Data for processing:
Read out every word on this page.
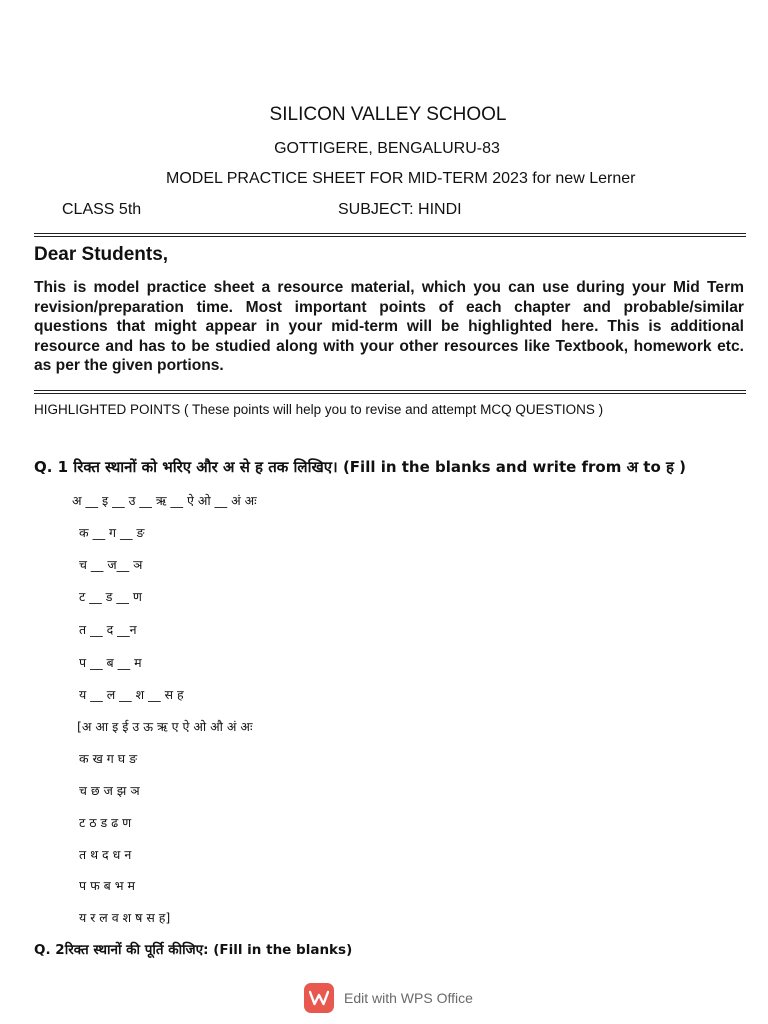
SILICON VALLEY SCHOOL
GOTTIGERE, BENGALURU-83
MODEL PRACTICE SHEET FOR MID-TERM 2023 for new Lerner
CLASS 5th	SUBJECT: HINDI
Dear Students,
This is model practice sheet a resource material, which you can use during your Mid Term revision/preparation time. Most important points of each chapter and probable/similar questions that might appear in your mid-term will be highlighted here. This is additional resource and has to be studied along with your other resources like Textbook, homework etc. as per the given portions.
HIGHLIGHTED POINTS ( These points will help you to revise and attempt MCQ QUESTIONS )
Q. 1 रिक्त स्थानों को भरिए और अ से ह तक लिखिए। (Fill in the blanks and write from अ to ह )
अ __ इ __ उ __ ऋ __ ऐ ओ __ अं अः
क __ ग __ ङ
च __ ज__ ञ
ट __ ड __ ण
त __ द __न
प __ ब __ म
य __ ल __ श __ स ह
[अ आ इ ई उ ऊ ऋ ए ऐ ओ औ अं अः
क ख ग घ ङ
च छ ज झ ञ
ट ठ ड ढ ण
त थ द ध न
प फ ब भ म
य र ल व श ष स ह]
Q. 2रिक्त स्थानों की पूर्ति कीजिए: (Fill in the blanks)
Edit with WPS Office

Given instruction: Repeat the records above exactly, leaving out any pictures they contain.

Result:
Read out every word on this page.
SILICON VALLEY SCHOOL
GOTTIGERE, BENGALURU-83
MODEL PRACTICE SHEET FOR MID-TERM 2023 for new Lerner
CLASS 5th	SUBJECT: HINDI
Dear Students,
This is model practice sheet a resource material, which you can use during your Mid Term revision/preparation time. Most important points of each chapter and probable/similar questions that might appear in your mid-term will be highlighted here. This is additional resource and has to be studied along with your other resources like Textbook, homework etc. as per the given portions.
HIGHLIGHTED POINTS ( These points will help you to revise and attempt MCQ QUESTIONS )
Q. 1 रिक्त स्थानों को भरिए और अ से ह तक लिखिए। (Fill in the blanks and write from अ to ह )
अ __ इ __ उ __ ऋ __ ऐ ओ __ अं अः
क __ ग __ ङ
च __ ज__ ञ
ट __ ड __ ण
त __ द __न
प __ ब __ म
य __ ल __ श __ स ह
[अ आ इ ई उ ऊ ऋ ए ऐ ओ औ अं अः
क ख ग घ ङ
च छ ज झ ञ
ट ठ ड ढ ण
त थ द ध न
प फ ब भ म
य र ल व श ष स ह]
Q. 2रिक्त स्थानों की पूर्ति कीजिए: (Fill in the blanks)
Edit with WPS Office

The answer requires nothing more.